• Written request
Pick out every line in the records below that contains the string "axis", and copy each of those lines. Match the case exactly.

..............................

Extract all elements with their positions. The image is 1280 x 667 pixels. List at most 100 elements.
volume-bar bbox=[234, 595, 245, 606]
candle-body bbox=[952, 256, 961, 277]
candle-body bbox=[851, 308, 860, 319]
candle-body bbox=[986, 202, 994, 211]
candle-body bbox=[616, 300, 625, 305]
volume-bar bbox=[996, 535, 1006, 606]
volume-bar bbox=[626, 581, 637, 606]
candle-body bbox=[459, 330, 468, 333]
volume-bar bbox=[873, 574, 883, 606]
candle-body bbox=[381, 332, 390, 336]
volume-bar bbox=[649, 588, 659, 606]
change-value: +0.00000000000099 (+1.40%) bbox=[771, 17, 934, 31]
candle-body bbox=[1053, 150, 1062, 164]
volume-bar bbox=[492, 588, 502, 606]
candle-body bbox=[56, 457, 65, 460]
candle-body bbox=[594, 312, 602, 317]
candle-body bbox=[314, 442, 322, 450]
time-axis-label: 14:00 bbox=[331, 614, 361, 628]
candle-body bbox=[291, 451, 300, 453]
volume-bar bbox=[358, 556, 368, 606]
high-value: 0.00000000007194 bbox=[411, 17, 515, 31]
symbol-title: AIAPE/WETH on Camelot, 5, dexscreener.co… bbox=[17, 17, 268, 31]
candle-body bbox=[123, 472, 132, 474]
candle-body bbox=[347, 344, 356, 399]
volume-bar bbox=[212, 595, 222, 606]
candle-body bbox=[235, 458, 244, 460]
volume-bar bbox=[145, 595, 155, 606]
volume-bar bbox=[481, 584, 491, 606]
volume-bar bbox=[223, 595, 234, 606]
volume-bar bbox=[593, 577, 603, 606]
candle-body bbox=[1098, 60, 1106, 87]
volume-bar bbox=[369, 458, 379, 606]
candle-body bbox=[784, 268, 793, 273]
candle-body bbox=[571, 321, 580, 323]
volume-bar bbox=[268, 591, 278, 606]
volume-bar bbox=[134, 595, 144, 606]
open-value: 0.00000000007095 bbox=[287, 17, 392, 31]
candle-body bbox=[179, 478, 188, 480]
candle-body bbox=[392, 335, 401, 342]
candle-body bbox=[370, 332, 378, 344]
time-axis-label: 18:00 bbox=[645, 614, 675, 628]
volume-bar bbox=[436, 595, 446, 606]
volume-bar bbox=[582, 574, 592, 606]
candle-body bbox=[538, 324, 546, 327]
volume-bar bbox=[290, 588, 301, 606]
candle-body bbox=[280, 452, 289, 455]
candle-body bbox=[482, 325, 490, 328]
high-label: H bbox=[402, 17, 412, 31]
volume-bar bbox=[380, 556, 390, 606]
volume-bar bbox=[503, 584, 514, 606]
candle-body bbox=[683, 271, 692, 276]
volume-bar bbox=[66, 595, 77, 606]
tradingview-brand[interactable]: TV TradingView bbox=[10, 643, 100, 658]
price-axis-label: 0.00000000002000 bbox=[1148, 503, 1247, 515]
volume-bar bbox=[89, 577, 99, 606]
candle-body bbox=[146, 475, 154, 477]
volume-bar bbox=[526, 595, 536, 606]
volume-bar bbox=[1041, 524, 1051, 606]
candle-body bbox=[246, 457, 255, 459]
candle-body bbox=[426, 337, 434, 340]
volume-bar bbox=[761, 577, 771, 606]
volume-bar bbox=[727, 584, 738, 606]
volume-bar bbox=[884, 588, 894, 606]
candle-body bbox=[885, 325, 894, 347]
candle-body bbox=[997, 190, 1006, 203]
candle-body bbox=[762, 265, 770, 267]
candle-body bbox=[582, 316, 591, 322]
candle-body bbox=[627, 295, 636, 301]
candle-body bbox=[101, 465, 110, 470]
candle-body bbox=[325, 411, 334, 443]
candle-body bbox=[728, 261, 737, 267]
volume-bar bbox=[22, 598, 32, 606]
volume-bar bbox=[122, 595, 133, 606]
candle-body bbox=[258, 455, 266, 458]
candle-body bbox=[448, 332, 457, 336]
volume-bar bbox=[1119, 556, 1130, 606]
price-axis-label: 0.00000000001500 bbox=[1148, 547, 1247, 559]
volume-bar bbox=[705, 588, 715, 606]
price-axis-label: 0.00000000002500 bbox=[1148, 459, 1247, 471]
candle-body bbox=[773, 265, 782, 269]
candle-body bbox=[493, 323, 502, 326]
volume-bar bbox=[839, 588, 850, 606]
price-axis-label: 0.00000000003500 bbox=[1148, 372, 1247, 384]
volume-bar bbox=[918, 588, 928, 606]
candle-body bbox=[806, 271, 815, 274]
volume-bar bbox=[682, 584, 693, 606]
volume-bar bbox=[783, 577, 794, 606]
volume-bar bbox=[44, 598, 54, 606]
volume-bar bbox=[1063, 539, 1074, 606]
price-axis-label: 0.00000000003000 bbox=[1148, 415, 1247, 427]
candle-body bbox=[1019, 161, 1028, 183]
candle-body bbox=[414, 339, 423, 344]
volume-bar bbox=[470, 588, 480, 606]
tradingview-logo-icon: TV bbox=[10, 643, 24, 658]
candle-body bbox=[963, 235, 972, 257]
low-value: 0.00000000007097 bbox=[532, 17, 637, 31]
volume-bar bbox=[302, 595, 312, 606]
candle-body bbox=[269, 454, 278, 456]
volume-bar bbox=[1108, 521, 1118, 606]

..............................

• Expected answer
time-axis-label: 14:00 bbox=[331, 614, 361, 628]
time-axis-label: 18:00 bbox=[645, 614, 675, 628]
price-axis-label: 0.00000000002000 bbox=[1148, 503, 1247, 515]
price-axis-label: 0.00000000001500 bbox=[1148, 547, 1247, 559]
price-axis-label: 0.00000000002500 bbox=[1148, 459, 1247, 471]
price-axis-label: 0.00000000003500 bbox=[1148, 372, 1247, 384]
price-axis-label: 0.00000000003000 bbox=[1148, 415, 1247, 427]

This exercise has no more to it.